▸ DIRECTIONS: Records follow. Pull out every line that contains "après".

::: DATA FOR THE TASK :::

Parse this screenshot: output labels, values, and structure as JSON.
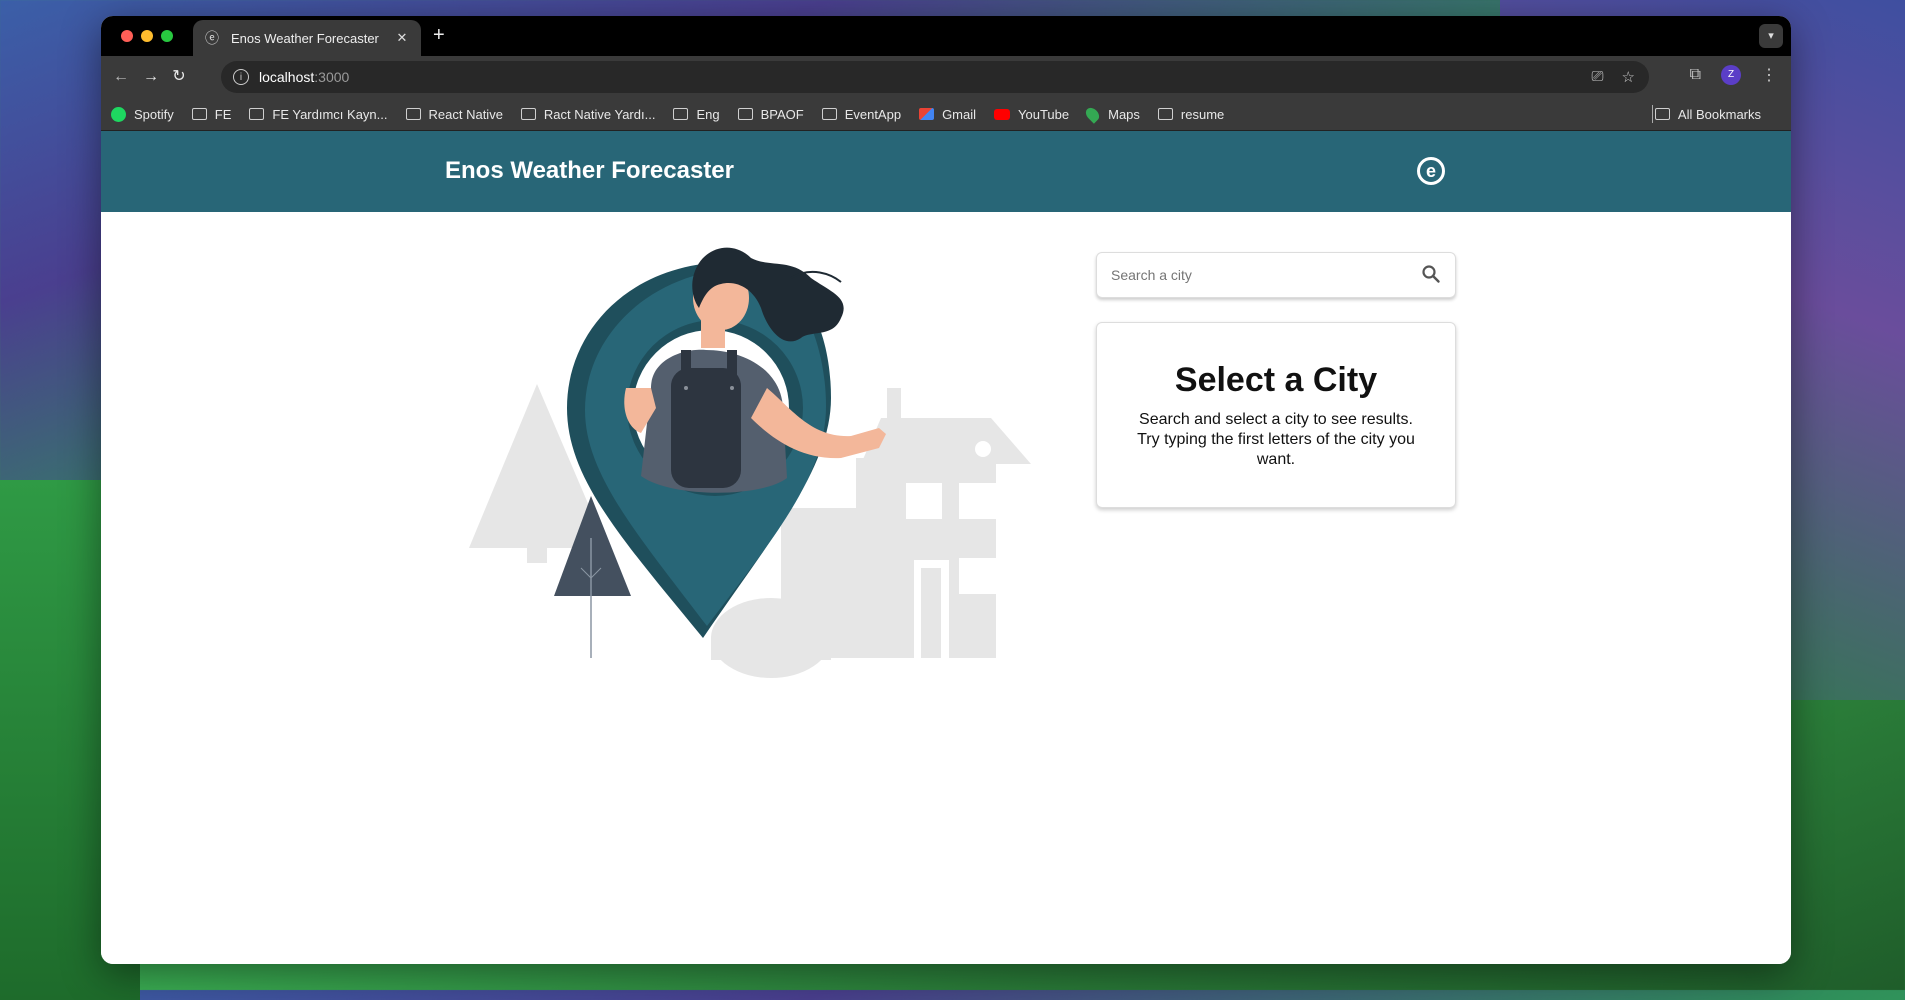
{
  "browser": {
    "tab_title": "Enos Weather Forecaster",
    "url_host": "localhost",
    "url_port": ":3000",
    "profile_initial": "Z"
  },
  "bookmarks": [
    {
      "label": "Spotify",
      "icon": "spotify-icon"
    },
    {
      "label": "FE",
      "icon": "folder-icon"
    },
    {
      "label": "FE Yardımcı Kayn...",
      "icon": "folder-icon"
    },
    {
      "label": "React Native",
      "icon": "folder-icon"
    },
    {
      "label": "Ract Native Yardı...",
      "icon": "folder-icon"
    },
    {
      "label": "Eng",
      "icon": "folder-icon"
    },
    {
      "label": "BPAOF",
      "icon": "folder-icon"
    },
    {
      "label": "EventApp",
      "icon": "folder-icon"
    },
    {
      "label": "Gmail",
      "icon": "gmail-icon"
    },
    {
      "label": "YouTube",
      "icon": "youtube-icon"
    },
    {
      "label": "Maps",
      "icon": "maps-icon"
    },
    {
      "label": "resume",
      "icon": "folder-icon"
    }
  ],
  "all_bookmarks_label": "All Bookmarks",
  "app": {
    "title": "Enos Weather Forecaster",
    "search_placeholder": "Search a city",
    "card_title": "Select a City",
    "card_text": "Search and select a city to see results. Try typing the first letters of the city you want."
  },
  "colors": {
    "header_bg": "#286677",
    "pin_dark": "#1f4f5c",
    "pin": "#286677",
    "accent_tree": "#44505f"
  }
}
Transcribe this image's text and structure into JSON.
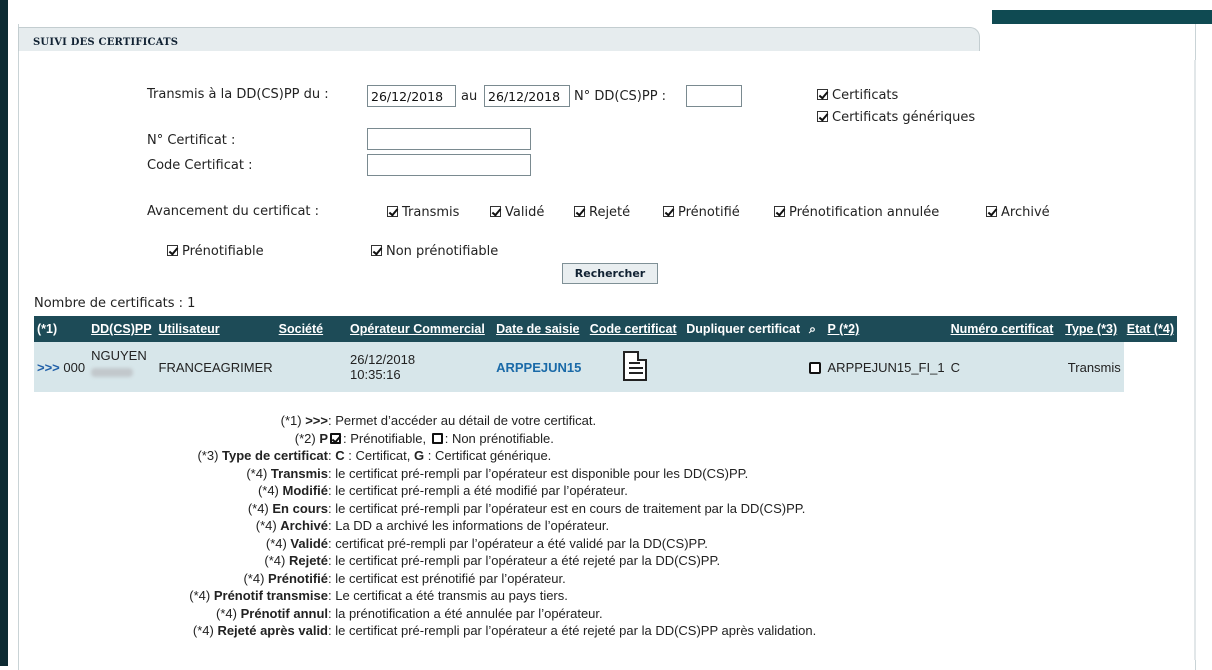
{
  "panel": {
    "title": "SUIVI DES CERTIFICATS"
  },
  "filters": {
    "transmis_label": "Transmis à la DD(CS)PP du :",
    "date_from": "26/12/2018",
    "au_label": "au",
    "date_to": "26/12/2018",
    "ddcspp_label": "N° DD(CS)PP :",
    "ddcspp_value": "",
    "num_cert_label": "N° Certificat :",
    "num_cert_value": "",
    "code_cert_label": "Code Certificat :",
    "code_cert_value": "",
    "type_checkboxes": [
      {
        "label": "Certificats",
        "checked": true
      },
      {
        "label": "Certificats génériques",
        "checked": true
      }
    ],
    "avancement_label": "Avancement du certificat :",
    "avancement": [
      {
        "label": "Transmis",
        "checked": true
      },
      {
        "label": "Validé",
        "checked": true
      },
      {
        "label": "Rejeté",
        "checked": true
      },
      {
        "label": "Prénotifié",
        "checked": true
      },
      {
        "label": "Prénotification annulée",
        "checked": true
      },
      {
        "label": "Archivé",
        "checked": true
      }
    ],
    "prenotif": [
      {
        "label": "Prénotifiable",
        "checked": true
      },
      {
        "label": "Non prénotifiable",
        "checked": true
      }
    ],
    "search_button": "Rechercher"
  },
  "results": {
    "count_label": "Nombre de certificats : 1",
    "columns": [
      "(*1)",
      "DD(CS)PP",
      "Utilisateur",
      "Société",
      "Opérateur Commercial",
      "Date de saisie",
      "Code certificat",
      "Dupliquer certificat",
      "",
      "P (*2)",
      "Numéro certificat",
      "Type (*3)",
      "Etat (*4)"
    ],
    "rows": [
      {
        "detail": ">>>",
        "ddcspp": "000",
        "utilisateur": "NGUYEN",
        "societe": "FRANCEAGRIMER",
        "operateur": "",
        "date": "26/12/2018",
        "time": "10:35:16",
        "code": "ARPPEJUN15",
        "numero": "ARPPEJUN15_FI_1",
        "type": "C",
        "etat": "Transmis",
        "prenotifiable": false
      }
    ]
  },
  "legend": [
    {
      "prefix": "(*1) ",
      "key": ">>>",
      "text": ": Permet d’accéder au détail de votre certificat."
    },
    {
      "prefix": "(*2) ",
      "key": "P",
      "text": ": Prénotifiable, ",
      "text2": ": Non prénotifiable."
    },
    {
      "prefix": "(*3) ",
      "key": "Type de certificat",
      "text": ": ",
      "c": "C",
      "c_text": " : Certificat, ",
      "g": "G",
      "g_text": " : Certificat générique."
    },
    {
      "prefix": "(*4) ",
      "key": "Transmis",
      "text": ": le certificat pré-rempli par l’opérateur est disponible pour les DD(CS)PP."
    },
    {
      "prefix": "(*4) ",
      "key": "Modifié",
      "text": ": le certificat pré-rempli a été modifié par l’opérateur."
    },
    {
      "prefix": "(*4) ",
      "key": "En cours",
      "text": ": le certificat pré-rempli par l’opérateur est en cours de traitement par la DD(CS)PP."
    },
    {
      "prefix": "(*4) ",
      "key": "Archivé",
      "text": ": La DD a archivé les informations de l’opérateur."
    },
    {
      "prefix": "(*4) ",
      "key": "Validé",
      "text": ": certificat pré-rempli par l’opérateur a été validé par la DD(CS)PP."
    },
    {
      "prefix": "(*4) ",
      "key": "Rejeté",
      "text": ": le certificat pré-rempli par l’opérateur a été rejeté par la DD(CS)PP."
    },
    {
      "prefix": "(*4) ",
      "key": "Prénotifié",
      "text": ": le certificat est prénotifié par l’opérateur."
    },
    {
      "prefix": "(*4) ",
      "key": "Prénotif transmise",
      "text": ": Le certificat a été transmis au pays tiers."
    },
    {
      "prefix": "(*4) ",
      "key": "Prénotif annul",
      "text": ": la prénotification a été annulée par l’opérateur."
    },
    {
      "prefix": "(*4) ",
      "key": "Rejeté après valid",
      "text": ": le certificat pré-rempli par l’opérateur a été rejeté par la DD(CS)PP après validation."
    }
  ]
}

:::

▸ CORRECT OUTPUT:
      "key": "Rejeté après valid",
      "text": ": le certificat pré-rempli par l’opérateur a été rejeté par la DD(CS)PP après validation."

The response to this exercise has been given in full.